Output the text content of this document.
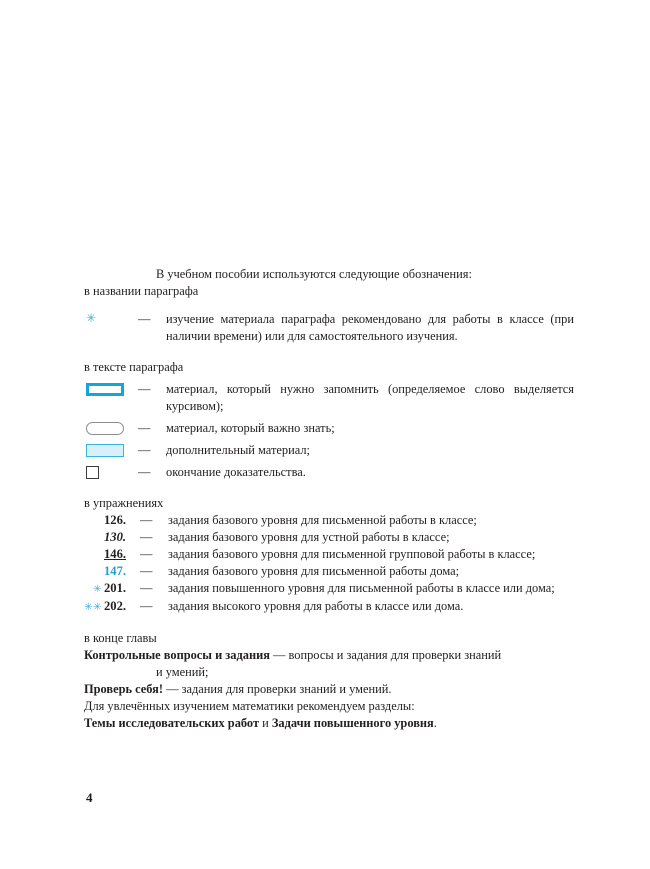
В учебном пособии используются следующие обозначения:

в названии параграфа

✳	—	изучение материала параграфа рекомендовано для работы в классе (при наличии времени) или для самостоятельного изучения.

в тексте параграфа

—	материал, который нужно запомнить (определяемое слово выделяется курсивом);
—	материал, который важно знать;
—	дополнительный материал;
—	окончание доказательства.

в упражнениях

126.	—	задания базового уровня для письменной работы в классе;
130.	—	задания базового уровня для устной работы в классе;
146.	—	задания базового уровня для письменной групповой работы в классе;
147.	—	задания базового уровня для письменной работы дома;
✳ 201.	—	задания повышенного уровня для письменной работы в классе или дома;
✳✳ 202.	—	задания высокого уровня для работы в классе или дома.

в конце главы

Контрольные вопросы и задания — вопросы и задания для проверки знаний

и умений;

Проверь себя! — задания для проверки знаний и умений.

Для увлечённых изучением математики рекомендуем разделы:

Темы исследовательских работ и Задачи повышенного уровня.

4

● Instructions for the task: Print all of the entries word for word. Skip any images they contain.

● Solution to this task:
Output the text content of this document.
В учебном пособии используются следующие обозначения:

в названии параграфа

✳	—	изучение материала параграфа рекомендовано для работы в классе (при наличии времени) или для самостоятельного изучения.

в тексте параграфа

—	материал, который нужно запомнить (определяемое слово выделяется курсивом);
—	материал, который важно знать;
—	дополнительный материал;
—	окончание доказательства.

в упражнениях

126.	—	задания базового уровня для письменной работы в классе;
130.	—	задания базового уровня для устной работы в классе;
146.	—	задания базового уровня для письменной групповой работы в классе;
147.	—	задания базового уровня для письменной работы дома;
✳ 201.	—	задания повышенного уровня для письменной работы в классе или дома;
✳✳ 202.	—	задания высокого уровня для работы в классе или дома.

в конце главы

Контрольные вопросы и задания — вопросы и задания для проверки знаний

и умений;

Проверь себя! — задания для проверки знаний и умений.

Для увлечённых изучением математики рекомендуем разделы:

Темы исследовательских работ и Задачи повышенного уровня.

4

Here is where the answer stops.